======== TEXT SEGMENT ========

On Tue, Feb 19, 2019 at 2:11 AM Raoul Duke <[hidden email]> wrote:
> to try to zone in on the above I'm just trying to understand the basic flow control workflow.  lets say I had (say) 1000 clients all sending large HTTP PUTs to the proxy concurrently with large files (10MB, say).
>
> my assumptions are as follows (please correct any that are wrong as that would be a big help):
> * a single socket read of $chunk_size will be performed on each client connection to the extent of the max read size.  (which seems to be 4K by default but correct me if I'm wrong)

Correct.

Note that if your clients send concurrent requests, Jetty at the proxy
will allocate a number of threads to serve those requests
concurrently, where the number of threads depends on the thread pool
configuration.
So if you have the default thread pool of 200 threads, and you have
100 concurrent clients, Jetty will allocate 100 threads (or so) to
serve the concurrent requests.
Note also that AsyncMiddleManServlet is completely asynchronous, so if
those requests upload large files, Jetty will read the request content
asynchronously.
This means that if the clients are "slow" to send content, Jetty will
return idle threads to the thread pool and only use threads when there
is content available.
Think of this as Jetty will use the minimum number of threads to read
the requests but with the largest parallelism possible.

> * each read from above would  then have to be written to the upstream connection (which in my case will have SSL enabled) on a one-to-one basis i.e. one read of $chunk_size will have to be then written to the upstream /before/ the next read can happen on the client socket
> * /OR/ is it the case that many reads can happen on the client socket which are then buffered / queued in the proxy meaning a fast sender and slow upstream can end up with bloat at this level?  if this is the case - then which configuration parameters will infleuence this?

AsyncMiddleManServlet will read a chunk of content, then pass the pair
(chunk, callback) to the application, then stops reading (for that
request).
It is the application that decides _when_ to complete the callback.
When the callback is completed, Jetty will resume reading.
The application can pass the callback to the proxy-to-server side for
the write, and the callback will be completed when the write is
completed.

======== ENTRIES SUPPLIED ========

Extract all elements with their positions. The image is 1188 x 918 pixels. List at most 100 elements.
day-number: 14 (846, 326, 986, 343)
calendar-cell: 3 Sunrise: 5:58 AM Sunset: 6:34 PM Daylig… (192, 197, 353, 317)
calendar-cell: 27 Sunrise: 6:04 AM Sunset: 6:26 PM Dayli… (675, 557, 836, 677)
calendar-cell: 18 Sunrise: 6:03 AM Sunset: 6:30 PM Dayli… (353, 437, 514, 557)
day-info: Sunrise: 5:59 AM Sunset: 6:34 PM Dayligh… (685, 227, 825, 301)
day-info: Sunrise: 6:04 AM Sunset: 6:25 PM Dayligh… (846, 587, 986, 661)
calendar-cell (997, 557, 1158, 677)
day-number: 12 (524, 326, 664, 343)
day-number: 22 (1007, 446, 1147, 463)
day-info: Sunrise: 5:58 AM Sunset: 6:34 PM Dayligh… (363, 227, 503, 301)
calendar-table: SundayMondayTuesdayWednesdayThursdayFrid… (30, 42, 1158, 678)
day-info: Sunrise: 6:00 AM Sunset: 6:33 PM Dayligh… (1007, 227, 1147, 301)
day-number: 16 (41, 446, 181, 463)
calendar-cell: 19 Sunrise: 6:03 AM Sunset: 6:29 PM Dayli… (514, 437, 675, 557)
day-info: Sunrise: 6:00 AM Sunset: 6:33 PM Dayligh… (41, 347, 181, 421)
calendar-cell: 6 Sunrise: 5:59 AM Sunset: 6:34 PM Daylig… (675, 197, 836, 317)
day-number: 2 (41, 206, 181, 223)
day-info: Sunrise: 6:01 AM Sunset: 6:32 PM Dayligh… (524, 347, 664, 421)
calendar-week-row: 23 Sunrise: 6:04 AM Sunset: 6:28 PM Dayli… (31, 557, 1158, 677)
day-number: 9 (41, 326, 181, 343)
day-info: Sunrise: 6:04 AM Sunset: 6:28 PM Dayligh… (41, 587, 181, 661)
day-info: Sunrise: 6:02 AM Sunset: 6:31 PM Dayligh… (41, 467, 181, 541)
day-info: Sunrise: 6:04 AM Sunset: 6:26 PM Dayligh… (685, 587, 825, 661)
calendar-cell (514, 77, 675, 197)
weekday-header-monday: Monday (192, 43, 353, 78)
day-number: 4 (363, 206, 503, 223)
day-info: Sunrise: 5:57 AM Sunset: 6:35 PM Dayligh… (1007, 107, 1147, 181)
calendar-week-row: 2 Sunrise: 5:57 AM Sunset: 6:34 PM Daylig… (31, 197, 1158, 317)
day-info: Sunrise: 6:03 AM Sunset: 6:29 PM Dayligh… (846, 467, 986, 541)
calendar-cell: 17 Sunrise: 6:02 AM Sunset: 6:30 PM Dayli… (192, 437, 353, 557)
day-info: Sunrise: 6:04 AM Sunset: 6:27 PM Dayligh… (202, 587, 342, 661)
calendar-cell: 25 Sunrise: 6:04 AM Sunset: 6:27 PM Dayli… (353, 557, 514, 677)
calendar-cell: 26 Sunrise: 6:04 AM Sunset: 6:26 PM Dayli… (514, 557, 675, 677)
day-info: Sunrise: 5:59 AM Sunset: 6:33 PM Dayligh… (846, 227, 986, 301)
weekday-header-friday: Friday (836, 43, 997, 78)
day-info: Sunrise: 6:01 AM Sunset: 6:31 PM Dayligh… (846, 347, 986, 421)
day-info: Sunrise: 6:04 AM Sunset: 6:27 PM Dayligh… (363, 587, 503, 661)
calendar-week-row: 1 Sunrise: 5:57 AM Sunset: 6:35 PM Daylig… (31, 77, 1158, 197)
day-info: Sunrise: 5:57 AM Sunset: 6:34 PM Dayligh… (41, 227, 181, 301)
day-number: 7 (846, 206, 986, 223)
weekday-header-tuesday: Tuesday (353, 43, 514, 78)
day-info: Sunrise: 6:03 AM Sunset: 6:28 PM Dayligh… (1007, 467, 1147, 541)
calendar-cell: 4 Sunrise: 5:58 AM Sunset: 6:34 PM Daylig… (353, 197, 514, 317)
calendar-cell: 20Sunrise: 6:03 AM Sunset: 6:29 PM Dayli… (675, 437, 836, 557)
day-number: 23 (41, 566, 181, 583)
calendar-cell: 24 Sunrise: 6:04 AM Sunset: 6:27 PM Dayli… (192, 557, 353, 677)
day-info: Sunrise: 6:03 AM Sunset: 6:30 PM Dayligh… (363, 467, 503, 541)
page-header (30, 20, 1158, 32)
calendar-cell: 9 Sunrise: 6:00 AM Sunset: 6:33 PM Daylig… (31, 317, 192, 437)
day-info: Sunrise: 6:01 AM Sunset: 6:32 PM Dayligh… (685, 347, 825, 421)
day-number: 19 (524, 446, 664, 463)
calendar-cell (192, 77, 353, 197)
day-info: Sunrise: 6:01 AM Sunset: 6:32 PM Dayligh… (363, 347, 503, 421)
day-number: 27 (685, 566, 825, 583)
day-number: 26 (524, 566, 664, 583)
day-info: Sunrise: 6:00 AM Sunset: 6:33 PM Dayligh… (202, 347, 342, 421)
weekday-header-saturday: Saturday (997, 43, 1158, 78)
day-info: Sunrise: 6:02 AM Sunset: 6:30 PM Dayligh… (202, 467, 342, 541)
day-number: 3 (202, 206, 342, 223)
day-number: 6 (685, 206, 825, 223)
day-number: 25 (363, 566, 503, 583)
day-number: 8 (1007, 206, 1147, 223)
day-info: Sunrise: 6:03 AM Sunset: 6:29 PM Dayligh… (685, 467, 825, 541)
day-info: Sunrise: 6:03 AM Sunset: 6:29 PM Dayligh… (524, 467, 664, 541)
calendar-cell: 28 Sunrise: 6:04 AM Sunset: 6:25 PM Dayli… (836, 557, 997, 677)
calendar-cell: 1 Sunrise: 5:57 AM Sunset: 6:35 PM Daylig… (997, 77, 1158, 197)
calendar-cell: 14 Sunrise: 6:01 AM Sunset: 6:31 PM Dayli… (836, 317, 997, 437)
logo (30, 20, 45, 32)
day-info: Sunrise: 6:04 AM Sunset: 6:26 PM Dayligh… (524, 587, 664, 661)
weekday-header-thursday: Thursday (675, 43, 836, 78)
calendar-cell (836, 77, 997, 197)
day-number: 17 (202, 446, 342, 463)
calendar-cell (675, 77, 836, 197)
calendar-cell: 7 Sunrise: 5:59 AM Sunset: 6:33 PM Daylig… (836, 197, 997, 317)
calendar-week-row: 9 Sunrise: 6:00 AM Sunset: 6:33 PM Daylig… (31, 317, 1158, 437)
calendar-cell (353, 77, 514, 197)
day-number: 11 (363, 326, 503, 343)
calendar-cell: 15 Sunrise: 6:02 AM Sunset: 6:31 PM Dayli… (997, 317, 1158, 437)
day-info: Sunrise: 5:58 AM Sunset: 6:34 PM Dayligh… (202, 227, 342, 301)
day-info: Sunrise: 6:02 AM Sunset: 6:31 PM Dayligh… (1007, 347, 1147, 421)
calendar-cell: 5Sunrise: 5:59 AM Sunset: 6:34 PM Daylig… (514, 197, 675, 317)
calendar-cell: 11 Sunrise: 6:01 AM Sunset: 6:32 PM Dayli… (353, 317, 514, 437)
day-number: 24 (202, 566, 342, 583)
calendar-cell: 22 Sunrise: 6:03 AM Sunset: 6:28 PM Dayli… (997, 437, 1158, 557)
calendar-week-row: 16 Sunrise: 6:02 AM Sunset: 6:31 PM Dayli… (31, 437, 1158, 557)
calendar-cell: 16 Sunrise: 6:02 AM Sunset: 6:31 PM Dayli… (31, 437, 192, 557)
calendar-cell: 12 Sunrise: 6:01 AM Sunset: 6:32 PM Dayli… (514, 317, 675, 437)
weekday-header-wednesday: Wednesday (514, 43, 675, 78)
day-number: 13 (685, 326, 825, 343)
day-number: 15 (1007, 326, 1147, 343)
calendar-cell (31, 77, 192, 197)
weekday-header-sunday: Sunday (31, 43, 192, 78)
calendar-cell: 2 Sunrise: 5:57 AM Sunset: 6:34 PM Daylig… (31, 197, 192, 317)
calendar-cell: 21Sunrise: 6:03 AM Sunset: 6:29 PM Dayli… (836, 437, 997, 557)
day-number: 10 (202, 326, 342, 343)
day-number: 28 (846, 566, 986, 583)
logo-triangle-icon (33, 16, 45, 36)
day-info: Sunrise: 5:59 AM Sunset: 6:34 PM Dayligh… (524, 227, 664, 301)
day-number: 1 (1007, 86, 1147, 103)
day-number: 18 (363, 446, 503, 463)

========

**TASK OBJECTIVE**
Write the next part of the reply on Jetty proxy flow control, picking up after its final sentence. The rows are separate material and have nothing to do with the reply on Jetty proxy flow control.

**WRITTEN RESPONSE**
This allows you to completely control the backpressure towards the client.
If you just want to forward the content, then you just pass the
(chunk, callback) pair to the writing side and you're good: the write
side will be slower to write because of TLS, and the reads will be
slowed down via backpressure, all the way to the client.
If you need to transform the content, then you need to manage the
callback completion yourself at the application level (e.g. maybe
buffer a couple of (chunk, callback) pairs, then transform them, then
write them as a single unit, and when the write is finished succeed
both callbacks).

> * in the case of these reads/writes it looks like jetty has a pool of threads but I assume the thread is only occupied for the length of time the I/O operation takes and is not in any sense blocked on one connection.

Correct, AsyncMiddleManServlet is completely asynchronous.

>  so even if there was only one thread for handling upstream connection  it could still handle (say) 100 client connections by polling for reads/writes as something like libevent would do in the C world.

Behavior WRT to upstream depends on the configuration of HttpClient.
In particular, its thread pool and its maxConnectionsPerDestination.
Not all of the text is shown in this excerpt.